>>>
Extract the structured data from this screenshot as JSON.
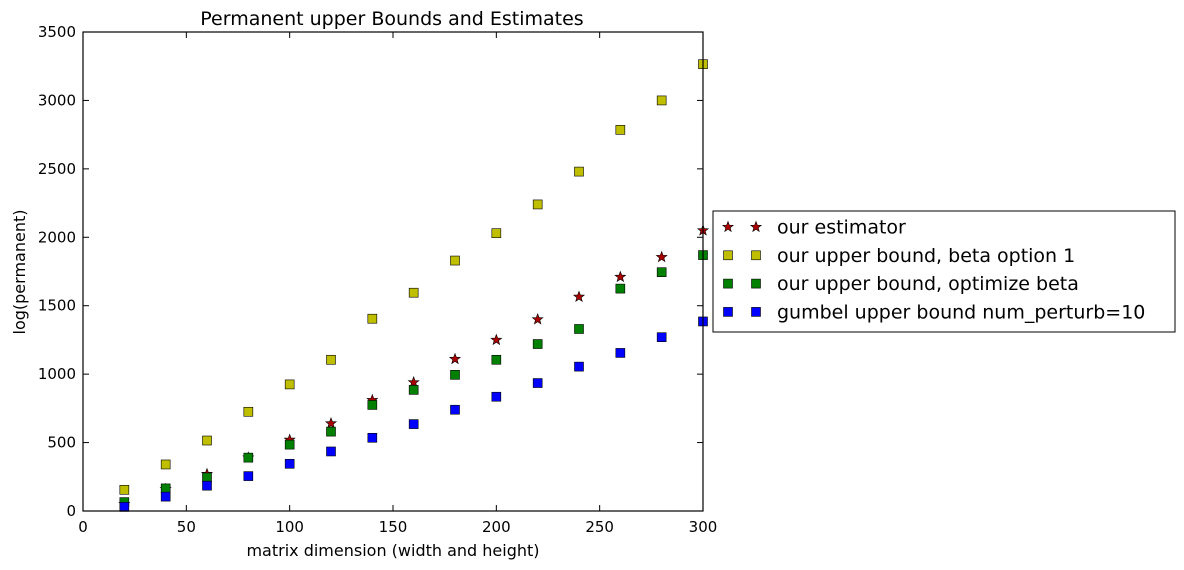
{
  "chart_data": {
    "type": "scatter",
    "title": "Permanent upper Bounds and Estimates",
    "xlabel": "matrix dimension (width and height)",
    "ylabel": "log(permanent)",
    "xlim": [
      0,
      300
    ],
    "ylim": [
      0,
      3500
    ],
    "x_ticks": [
      0,
      50,
      100,
      150,
      200,
      250,
      300
    ],
    "y_ticks": [
      0,
      500,
      1000,
      1500,
      2000,
      2500,
      3000,
      3500
    ],
    "grid": false,
    "legend_position": "outside right",
    "x": [
      20,
      40,
      60,
      80,
      100,
      120,
      140,
      160,
      180,
      200,
      220,
      240,
      260,
      280,
      300
    ],
    "series": [
      {
        "name": "our estimator",
        "marker": "star",
        "color": "#aa0000",
        "values": [
          50,
          160,
          270,
          390,
          520,
          640,
          810,
          940,
          1110,
          1250,
          1400,
          1565,
          1710,
          1855,
          2050
        ]
      },
      {
        "name": "our upper bound, beta option 1",
        "marker": "square",
        "color": "#bfbf00",
        "values": [
          155,
          340,
          515,
          725,
          925,
          1105,
          1405,
          1595,
          1830,
          2030,
          2240,
          2480,
          2785,
          3000,
          3265
        ]
      },
      {
        "name": "our upper bound, optimize beta",
        "marker": "square",
        "color": "#008000",
        "values": [
          65,
          165,
          245,
          390,
          485,
          580,
          775,
          885,
          995,
          1105,
          1220,
          1330,
          1625,
          1745,
          1870
        ]
      },
      {
        "name": "gumbel upper bound num_perturb=10",
        "marker": "square",
        "color": "#0000ff",
        "values": [
          30,
          105,
          185,
          255,
          345,
          435,
          535,
          635,
          740,
          835,
          935,
          1055,
          1155,
          1270,
          1385
        ]
      }
    ]
  }
}
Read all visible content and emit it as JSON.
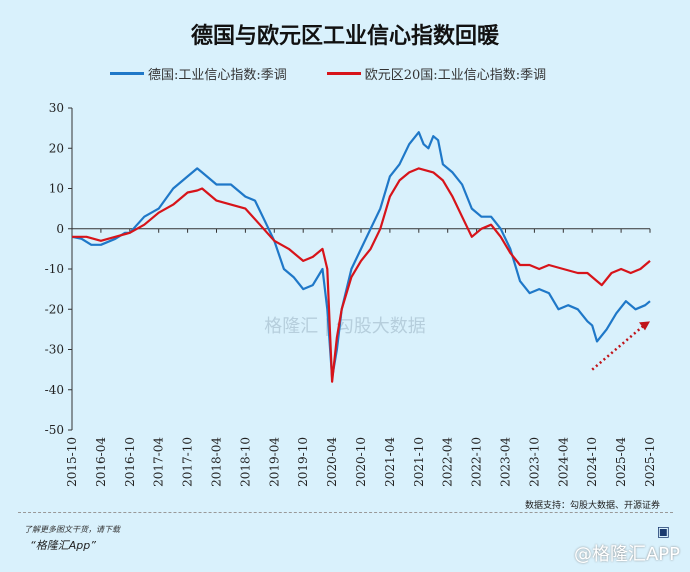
{
  "title": "德国与欧元区工业信心指数回暖",
  "source": "数据支持：勾股大数据、开源证券",
  "promo_line1": "了解更多图文干货，请下载",
  "promo_line2": "“格隆汇App”",
  "brand_logo": "格隆汇",
  "credit": "@格隆汇APP",
  "watermark": "格隆汇 | 勾股大数据",
  "chart_data": {
    "type": "line",
    "title": "德国与欧元区工业信心指数回暖",
    "ylim": [
      -50,
      30
    ],
    "yticks": [
      30,
      20,
      10,
      0,
      -10,
      -20,
      -30,
      -40,
      -50
    ],
    "xticks": [
      "2015-10",
      "2016-04",
      "2016-10",
      "2017-04",
      "2017-10",
      "2018-04",
      "2018-10",
      "2019-04",
      "2019-10",
      "2020-04",
      "2020-10",
      "2021-04",
      "2021-10",
      "2022-04",
      "2022-10",
      "2023-04",
      "2023-10",
      "2024-04",
      "2024-10",
      "2025-04",
      "2025-10"
    ],
    "legend_position": "top",
    "series": [
      {
        "name": "德国:工业信心指数:季调",
        "color": "#1f78c8",
        "x": [
          "2015-10",
          "2015-12",
          "2016-02",
          "2016-04",
          "2016-07",
          "2016-09",
          "2016-10",
          "2017-01",
          "2017-04",
          "2017-07",
          "2017-10",
          "2017-12",
          "2018-01",
          "2018-04",
          "2018-07",
          "2018-10",
          "2018-12",
          "2019-02",
          "2019-04",
          "2019-06",
          "2019-08",
          "2019-10",
          "2019-12",
          "2020-02",
          "2020-03",
          "2020-04",
          "2020-05",
          "2020-06",
          "2020-08",
          "2020-10",
          "2020-12",
          "2021-02",
          "2021-04",
          "2021-06",
          "2021-08",
          "2021-10",
          "2021-11",
          "2021-12",
          "2022-01",
          "2022-02",
          "2022-03",
          "2022-05",
          "2022-07",
          "2022-09",
          "2022-11",
          "2023-01",
          "2023-03",
          "2023-05",
          "2023-07",
          "2023-09",
          "2023-11",
          "2024-01",
          "2024-03",
          "2024-05",
          "2024-07",
          "2024-09",
          "2024-10",
          "2024-11",
          "2025-01",
          "2025-03",
          "2025-05",
          "2025-07",
          "2025-09",
          "2025-10"
        ],
        "values": [
          -2,
          -2.5,
          -4,
          -4,
          -2.5,
          -1,
          -1,
          3,
          5,
          10,
          13,
          15,
          14,
          11,
          11,
          8,
          7,
          2,
          -3,
          -10,
          -12,
          -15,
          -14,
          -10,
          -20,
          -37,
          -30,
          -20,
          -10,
          -5,
          0,
          5,
          13,
          16,
          21,
          24,
          21,
          20,
          23,
          22,
          16,
          14,
          11,
          5,
          3,
          3,
          0,
          -5,
          -13,
          -16,
          -15,
          -16,
          -20,
          -19,
          -20,
          -23,
          -24,
          -28,
          -25,
          -21,
          -18,
          -20,
          -19,
          -18
        ]
      },
      {
        "name": "欧元区20国:工业信心指数:季调",
        "color": "#d7141a",
        "x": [
          "2015-10",
          "2016-01",
          "2016-04",
          "2016-07",
          "2016-10",
          "2017-01",
          "2017-04",
          "2017-07",
          "2017-10",
          "2017-12",
          "2018-01",
          "2018-04",
          "2018-07",
          "2018-10",
          "2019-01",
          "2019-04",
          "2019-07",
          "2019-10",
          "2019-12",
          "2020-02",
          "2020-03",
          "2020-04",
          "2020-05",
          "2020-06",
          "2020-08",
          "2020-10",
          "2020-12",
          "2021-02",
          "2021-04",
          "2021-06",
          "2021-08",
          "2021-10",
          "2022-01",
          "2022-03",
          "2022-05",
          "2022-07",
          "2022-09",
          "2022-11",
          "2023-01",
          "2023-03",
          "2023-05",
          "2023-07",
          "2023-09",
          "2023-11",
          "2024-01",
          "2024-04",
          "2024-07",
          "2024-09",
          "2024-11",
          "2024-12",
          "2025-02",
          "2025-04",
          "2025-06",
          "2025-08",
          "2025-10"
        ],
        "values": [
          -2,
          -2,
          -3,
          -2,
          -1,
          1,
          4,
          6,
          9,
          9.5,
          10,
          7,
          6,
          5,
          1,
          -3,
          -5,
          -8,
          -7,
          -5,
          -10,
          -38,
          -27,
          -20,
          -12,
          -8,
          -5,
          0,
          8,
          12,
          14,
          15,
          14,
          12,
          8,
          3,
          -2,
          0,
          1,
          -2,
          -6,
          -9,
          -9,
          -10,
          -9,
          -10,
          -11,
          -11,
          -13,
          -14,
          -11,
          -10,
          -11,
          -10,
          -8
        ]
      }
    ],
    "annotation": {
      "type": "dotted-arrow",
      "from": [
        "2024-10",
        -35
      ],
      "to": [
        "2025-10",
        -23
      ],
      "color": "#c0141a"
    }
  }
}
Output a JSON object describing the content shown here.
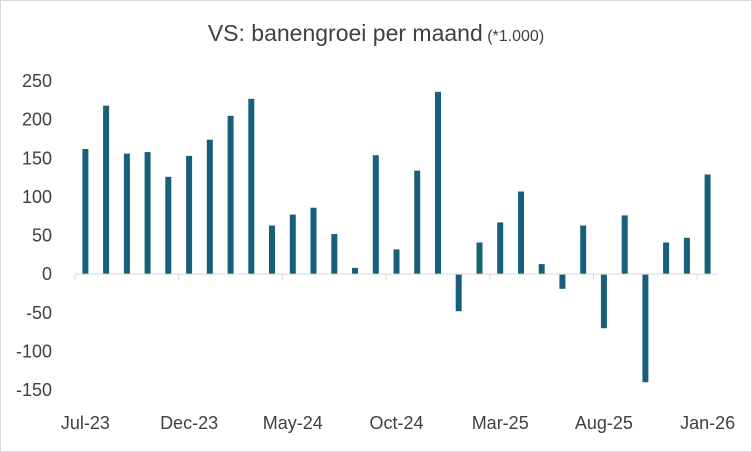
{
  "chart_data": {
    "type": "bar",
    "title": "VS: banengroei per maand",
    "subtitle": "(*1.000)",
    "xlabel": "",
    "ylabel": "",
    "ylim": [
      -150,
      250
    ],
    "y_ticks": [
      250,
      200,
      150,
      100,
      50,
      0,
      -50,
      -100,
      -150
    ],
    "x_tick_labels": [
      "Jul-23",
      "Dec-23",
      "May-24",
      "Oct-24",
      "Mar-25",
      "Aug-25",
      "Jan-26"
    ],
    "categories": [
      "Jul-23",
      "Aug-23",
      "Sep-23",
      "Oct-23",
      "Nov-23",
      "Dec-23",
      "Jan-24",
      "Feb-24",
      "Mar-24",
      "Apr-24",
      "May-24",
      "Jun-24",
      "Jul-24",
      "Aug-24",
      "Sep-24",
      "Oct-24",
      "Nov-24",
      "Dec-24",
      "Jan-25",
      "Feb-25",
      "Mar-25",
      "Apr-25",
      "May-25",
      "Jun-25",
      "Jul-25",
      "Aug-25",
      "Sep-25",
      "Oct-25",
      "Nov-25",
      "Dec-25",
      "Jan-26"
    ],
    "values": [
      162,
      218,
      156,
      158,
      126,
      153,
      174,
      205,
      227,
      63,
      77,
      86,
      52,
      8,
      154,
      32,
      134,
      236,
      -48,
      41,
      67,
      107,
      13,
      -19,
      63,
      -70,
      76,
      -140,
      41,
      47,
      129
    ],
    "grid": false,
    "legend": "none",
    "bar_color": "#1a5f7a"
  }
}
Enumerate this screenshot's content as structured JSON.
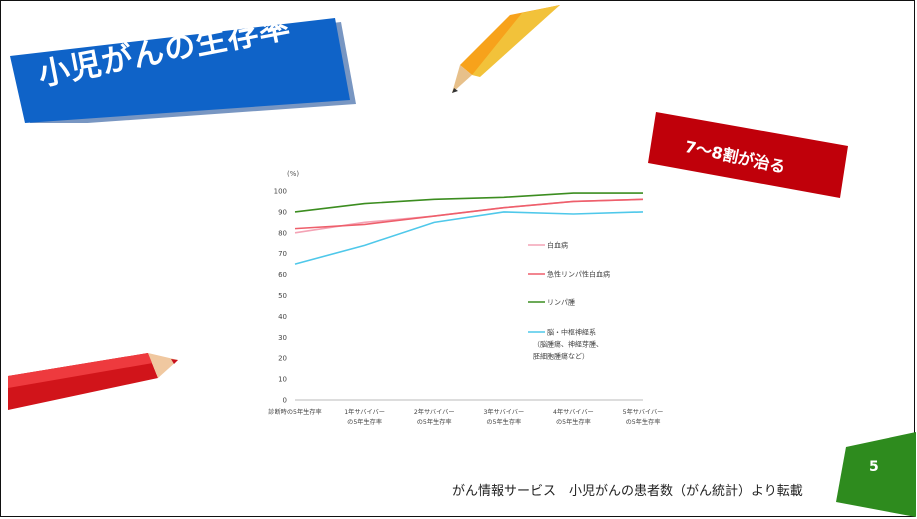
{
  "slide": {
    "title": "小児がんの生存率",
    "badge": "7～8割が治る",
    "source": "がん情報サービス　小児がんの患者数（がん統計）より転載",
    "page_number": "5"
  },
  "colors": {
    "title_bg": "#0f63c8",
    "badge_bg": "#c0000a",
    "page_badge": "#2e8b1e",
    "leukemia": "#f4a3b5",
    "all": "#ee5f6b",
    "lymphoma": "#3c8d20",
    "cns": "#4fc8ea"
  },
  "chart_data": {
    "type": "line",
    "unit_label": "(%)",
    "categories": [
      "診断時の5年生存率",
      "1年サバイバー\nの5年生存率",
      "2年サバイバー\nの5年生存率",
      "3年サバイバー\nの5年生存率",
      "4年サバイバー\nの5年生存率",
      "5年サバイバー\nの5年生存率"
    ],
    "ylim": [
      0,
      100
    ],
    "yticks": [
      0,
      10,
      20,
      30,
      40,
      50,
      60,
      70,
      80,
      90,
      100
    ],
    "grid": false,
    "legend_position": "right",
    "series": [
      {
        "name": "白血病",
        "color_key": "leukemia",
        "values": [
          80,
          85,
          88,
          92,
          95,
          96
        ]
      },
      {
        "name": "急性リンパ性白血病",
        "color_key": "all",
        "values": [
          82,
          84,
          88,
          92,
          95,
          96
        ]
      },
      {
        "name": "リンパ腫",
        "color_key": "lymphoma",
        "values": [
          90,
          94,
          96,
          97,
          99,
          99
        ]
      },
      {
        "name": "脳・中枢神経系\n（脳腫瘍、神経芽腫、\n胚細胞腫瘍など）",
        "color_key": "cns",
        "values": [
          65,
          74,
          85,
          90,
          89,
          90
        ]
      }
    ]
  }
}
<<<
*Instructions for the task*
Isolate the lines above that contain the word "this" and copy them.

*Response*
Extract the structured data from this screenshot as JSON.
Enumerate this screenshot's content as structured JSON.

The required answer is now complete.